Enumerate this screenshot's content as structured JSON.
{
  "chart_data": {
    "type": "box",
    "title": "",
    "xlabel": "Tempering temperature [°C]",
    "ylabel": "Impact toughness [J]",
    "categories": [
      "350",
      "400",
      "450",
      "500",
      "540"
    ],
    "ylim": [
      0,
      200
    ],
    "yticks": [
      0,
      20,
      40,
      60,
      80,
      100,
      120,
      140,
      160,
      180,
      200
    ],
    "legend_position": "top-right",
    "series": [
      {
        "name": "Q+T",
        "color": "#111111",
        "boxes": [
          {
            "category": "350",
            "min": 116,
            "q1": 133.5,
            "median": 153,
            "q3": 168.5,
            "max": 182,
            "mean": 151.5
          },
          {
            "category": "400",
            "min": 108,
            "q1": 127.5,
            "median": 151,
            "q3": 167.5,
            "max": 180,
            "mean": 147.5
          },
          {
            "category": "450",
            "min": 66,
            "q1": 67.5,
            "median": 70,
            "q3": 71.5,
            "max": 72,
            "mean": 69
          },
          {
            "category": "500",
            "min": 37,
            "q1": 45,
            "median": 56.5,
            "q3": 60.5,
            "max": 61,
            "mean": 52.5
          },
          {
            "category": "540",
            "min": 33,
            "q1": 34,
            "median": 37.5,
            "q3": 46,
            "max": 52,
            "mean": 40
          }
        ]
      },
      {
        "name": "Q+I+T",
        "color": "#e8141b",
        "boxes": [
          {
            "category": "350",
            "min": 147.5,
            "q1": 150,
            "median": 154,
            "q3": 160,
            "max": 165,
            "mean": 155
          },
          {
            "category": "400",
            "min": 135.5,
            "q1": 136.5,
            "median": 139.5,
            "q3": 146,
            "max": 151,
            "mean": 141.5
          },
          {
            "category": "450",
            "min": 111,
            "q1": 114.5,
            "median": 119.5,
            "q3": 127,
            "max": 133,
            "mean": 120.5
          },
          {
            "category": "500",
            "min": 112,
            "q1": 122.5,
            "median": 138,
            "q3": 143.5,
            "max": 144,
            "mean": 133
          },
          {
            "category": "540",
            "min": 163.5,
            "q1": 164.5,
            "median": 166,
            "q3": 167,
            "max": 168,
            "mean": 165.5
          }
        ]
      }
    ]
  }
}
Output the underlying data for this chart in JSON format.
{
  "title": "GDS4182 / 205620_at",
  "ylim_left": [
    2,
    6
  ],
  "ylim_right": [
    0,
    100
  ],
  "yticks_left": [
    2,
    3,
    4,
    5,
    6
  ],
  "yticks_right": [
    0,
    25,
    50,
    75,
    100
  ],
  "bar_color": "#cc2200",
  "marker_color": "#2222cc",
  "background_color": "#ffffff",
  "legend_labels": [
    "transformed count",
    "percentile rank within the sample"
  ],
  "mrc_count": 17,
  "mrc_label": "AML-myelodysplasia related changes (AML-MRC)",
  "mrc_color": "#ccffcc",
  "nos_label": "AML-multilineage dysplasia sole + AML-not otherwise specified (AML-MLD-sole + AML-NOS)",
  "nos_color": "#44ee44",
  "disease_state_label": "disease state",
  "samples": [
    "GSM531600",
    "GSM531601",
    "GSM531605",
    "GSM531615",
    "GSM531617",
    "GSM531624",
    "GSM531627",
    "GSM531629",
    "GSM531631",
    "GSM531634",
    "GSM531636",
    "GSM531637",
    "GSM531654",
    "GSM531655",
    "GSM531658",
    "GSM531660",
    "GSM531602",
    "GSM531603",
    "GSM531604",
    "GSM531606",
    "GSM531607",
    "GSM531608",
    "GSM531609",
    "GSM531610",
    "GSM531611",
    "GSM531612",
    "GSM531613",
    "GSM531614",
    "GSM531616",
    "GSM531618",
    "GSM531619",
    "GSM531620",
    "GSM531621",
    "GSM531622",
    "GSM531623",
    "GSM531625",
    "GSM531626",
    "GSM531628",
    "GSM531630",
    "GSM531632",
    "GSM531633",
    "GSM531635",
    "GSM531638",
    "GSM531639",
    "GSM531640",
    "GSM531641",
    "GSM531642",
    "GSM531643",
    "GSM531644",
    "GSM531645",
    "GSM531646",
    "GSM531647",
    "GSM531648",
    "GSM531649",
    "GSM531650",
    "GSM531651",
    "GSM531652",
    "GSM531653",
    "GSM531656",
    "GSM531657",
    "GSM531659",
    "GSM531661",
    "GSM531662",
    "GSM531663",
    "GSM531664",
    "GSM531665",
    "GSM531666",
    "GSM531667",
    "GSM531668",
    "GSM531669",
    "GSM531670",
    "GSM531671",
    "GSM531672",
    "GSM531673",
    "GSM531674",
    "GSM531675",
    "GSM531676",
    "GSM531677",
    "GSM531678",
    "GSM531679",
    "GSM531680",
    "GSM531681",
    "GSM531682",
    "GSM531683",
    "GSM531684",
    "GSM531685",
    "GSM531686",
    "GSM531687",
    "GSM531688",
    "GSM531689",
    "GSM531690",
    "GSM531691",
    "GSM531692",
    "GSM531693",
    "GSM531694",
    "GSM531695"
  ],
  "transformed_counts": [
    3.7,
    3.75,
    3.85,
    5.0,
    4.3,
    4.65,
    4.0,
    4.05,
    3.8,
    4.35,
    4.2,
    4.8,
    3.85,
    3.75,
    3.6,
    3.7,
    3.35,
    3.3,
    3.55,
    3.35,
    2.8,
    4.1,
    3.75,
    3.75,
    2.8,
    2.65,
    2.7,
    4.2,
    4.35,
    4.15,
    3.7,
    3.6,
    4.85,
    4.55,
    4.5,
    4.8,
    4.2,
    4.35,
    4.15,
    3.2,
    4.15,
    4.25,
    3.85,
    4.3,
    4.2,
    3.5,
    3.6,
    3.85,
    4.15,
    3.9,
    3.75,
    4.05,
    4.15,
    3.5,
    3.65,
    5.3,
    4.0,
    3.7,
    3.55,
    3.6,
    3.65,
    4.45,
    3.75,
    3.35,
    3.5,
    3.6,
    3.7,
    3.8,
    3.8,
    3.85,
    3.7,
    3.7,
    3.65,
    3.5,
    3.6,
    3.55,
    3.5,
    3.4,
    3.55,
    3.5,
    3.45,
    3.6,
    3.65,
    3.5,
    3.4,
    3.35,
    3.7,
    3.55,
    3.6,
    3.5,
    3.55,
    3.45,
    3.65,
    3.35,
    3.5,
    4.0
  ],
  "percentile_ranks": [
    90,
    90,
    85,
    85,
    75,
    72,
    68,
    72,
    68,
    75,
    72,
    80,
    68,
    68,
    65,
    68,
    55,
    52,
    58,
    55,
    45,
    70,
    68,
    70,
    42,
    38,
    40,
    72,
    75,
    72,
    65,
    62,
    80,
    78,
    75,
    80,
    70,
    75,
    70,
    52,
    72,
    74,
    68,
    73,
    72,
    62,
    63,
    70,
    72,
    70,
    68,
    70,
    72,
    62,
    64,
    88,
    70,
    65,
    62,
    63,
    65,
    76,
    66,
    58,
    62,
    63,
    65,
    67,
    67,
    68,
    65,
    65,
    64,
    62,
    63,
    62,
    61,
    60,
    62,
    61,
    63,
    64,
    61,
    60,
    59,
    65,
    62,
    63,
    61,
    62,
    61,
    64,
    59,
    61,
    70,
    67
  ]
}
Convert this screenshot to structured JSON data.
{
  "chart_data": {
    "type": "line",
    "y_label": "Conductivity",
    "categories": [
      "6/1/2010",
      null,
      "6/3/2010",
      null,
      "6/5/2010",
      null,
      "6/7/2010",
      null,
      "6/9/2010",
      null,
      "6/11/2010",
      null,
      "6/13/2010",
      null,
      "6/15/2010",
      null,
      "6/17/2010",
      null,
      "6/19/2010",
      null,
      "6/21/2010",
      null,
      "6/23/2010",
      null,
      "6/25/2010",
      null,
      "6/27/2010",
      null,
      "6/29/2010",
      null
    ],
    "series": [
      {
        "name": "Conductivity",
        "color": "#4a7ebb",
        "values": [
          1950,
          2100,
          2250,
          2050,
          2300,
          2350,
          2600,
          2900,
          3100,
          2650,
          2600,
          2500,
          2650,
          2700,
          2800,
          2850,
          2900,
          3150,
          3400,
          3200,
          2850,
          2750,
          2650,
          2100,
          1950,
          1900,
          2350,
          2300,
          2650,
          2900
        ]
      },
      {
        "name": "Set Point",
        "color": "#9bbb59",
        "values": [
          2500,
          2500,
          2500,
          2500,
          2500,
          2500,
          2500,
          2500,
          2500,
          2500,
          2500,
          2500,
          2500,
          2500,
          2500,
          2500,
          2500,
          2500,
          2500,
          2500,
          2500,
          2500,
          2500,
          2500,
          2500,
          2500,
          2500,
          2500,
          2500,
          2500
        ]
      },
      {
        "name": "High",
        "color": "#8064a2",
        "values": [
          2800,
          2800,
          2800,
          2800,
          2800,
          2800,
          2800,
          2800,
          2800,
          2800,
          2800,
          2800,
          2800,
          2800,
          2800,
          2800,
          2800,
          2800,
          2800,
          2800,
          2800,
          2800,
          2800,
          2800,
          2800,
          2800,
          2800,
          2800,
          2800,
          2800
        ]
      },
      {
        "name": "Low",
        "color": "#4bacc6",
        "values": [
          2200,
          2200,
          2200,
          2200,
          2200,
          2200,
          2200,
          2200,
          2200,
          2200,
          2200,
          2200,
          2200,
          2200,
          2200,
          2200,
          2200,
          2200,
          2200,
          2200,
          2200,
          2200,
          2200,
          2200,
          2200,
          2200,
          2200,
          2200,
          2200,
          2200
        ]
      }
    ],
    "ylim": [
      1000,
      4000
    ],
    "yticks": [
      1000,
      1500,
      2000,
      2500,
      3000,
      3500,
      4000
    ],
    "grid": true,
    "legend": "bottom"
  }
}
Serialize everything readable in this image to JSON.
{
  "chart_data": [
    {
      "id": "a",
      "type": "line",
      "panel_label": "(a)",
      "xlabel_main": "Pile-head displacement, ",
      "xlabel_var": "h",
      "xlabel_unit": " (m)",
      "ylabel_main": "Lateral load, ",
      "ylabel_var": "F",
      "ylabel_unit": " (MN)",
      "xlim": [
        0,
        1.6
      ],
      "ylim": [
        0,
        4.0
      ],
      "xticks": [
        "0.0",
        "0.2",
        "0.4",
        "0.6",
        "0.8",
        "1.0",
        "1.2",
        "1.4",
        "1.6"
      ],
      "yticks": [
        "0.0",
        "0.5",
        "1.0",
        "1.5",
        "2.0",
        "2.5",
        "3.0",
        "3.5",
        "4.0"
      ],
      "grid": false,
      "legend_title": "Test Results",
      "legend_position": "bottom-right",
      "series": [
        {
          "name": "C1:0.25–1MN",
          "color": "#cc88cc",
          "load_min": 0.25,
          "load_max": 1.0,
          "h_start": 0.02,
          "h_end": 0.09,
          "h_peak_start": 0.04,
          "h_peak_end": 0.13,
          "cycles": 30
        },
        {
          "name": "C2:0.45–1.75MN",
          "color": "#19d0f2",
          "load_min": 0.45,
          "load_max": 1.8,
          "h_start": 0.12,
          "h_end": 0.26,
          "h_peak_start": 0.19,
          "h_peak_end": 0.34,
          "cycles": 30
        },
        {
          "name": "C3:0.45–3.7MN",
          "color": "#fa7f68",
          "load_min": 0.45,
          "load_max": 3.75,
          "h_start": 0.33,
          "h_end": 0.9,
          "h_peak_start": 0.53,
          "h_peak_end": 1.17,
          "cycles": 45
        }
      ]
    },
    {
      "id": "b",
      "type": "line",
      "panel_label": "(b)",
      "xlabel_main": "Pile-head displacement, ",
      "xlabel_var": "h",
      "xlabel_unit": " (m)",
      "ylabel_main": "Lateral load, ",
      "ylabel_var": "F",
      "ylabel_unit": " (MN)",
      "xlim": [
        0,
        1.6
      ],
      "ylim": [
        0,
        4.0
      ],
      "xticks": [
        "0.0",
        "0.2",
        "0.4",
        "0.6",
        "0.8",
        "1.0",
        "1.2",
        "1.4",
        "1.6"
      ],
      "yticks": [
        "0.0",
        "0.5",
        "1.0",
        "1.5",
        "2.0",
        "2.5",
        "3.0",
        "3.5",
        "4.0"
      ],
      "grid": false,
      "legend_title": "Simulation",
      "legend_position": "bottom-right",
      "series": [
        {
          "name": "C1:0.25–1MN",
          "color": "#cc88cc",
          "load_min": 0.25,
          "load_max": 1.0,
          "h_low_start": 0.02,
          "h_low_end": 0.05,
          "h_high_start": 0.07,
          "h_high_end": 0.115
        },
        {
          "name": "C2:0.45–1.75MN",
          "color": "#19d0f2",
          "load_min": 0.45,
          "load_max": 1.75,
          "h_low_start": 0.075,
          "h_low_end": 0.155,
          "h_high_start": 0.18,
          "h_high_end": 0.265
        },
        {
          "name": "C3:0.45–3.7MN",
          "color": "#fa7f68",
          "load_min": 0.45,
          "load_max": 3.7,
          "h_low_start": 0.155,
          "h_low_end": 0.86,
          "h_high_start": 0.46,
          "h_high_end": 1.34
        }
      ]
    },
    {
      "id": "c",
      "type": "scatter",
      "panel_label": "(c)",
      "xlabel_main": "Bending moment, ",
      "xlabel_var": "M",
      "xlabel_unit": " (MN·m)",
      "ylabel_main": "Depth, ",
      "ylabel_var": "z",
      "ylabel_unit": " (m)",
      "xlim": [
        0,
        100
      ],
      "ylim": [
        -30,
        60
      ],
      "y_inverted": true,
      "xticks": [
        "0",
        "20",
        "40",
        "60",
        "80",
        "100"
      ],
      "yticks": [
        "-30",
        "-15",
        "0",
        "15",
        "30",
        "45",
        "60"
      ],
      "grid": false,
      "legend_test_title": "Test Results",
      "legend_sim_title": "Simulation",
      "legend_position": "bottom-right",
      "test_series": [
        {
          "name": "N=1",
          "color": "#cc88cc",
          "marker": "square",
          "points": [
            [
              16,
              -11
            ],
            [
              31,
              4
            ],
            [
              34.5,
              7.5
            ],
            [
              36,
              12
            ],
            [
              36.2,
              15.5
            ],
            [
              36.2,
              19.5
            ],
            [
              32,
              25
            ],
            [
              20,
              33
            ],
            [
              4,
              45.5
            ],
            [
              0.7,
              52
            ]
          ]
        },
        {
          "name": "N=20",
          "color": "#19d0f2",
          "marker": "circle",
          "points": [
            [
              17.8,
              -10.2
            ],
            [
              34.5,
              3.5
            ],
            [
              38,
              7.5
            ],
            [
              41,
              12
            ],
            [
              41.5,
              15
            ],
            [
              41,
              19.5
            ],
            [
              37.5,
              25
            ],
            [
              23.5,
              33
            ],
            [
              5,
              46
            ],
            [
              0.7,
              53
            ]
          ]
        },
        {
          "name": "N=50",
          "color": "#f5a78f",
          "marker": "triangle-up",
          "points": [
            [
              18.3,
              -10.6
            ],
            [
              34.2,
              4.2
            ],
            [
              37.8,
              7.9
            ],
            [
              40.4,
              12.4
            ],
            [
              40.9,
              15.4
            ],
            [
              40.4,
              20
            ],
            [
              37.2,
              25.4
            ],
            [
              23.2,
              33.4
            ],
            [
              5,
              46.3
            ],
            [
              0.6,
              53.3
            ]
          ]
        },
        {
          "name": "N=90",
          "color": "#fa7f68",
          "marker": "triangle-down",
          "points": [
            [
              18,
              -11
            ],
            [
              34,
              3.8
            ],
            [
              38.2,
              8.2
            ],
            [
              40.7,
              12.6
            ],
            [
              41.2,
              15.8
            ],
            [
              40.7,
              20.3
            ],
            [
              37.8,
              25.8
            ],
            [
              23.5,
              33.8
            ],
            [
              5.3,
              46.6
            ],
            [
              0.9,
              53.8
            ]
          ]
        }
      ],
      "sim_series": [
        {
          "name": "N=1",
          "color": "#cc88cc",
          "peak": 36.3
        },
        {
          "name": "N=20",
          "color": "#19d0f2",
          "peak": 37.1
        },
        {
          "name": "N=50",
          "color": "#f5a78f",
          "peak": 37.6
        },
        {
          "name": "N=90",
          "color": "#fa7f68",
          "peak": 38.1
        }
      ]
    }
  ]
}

++++++++++++++++++++

Reproduce each line holding the word "triangle".

● Correct answer
          "marker": "triangle-up",
          "marker": "triangle-down",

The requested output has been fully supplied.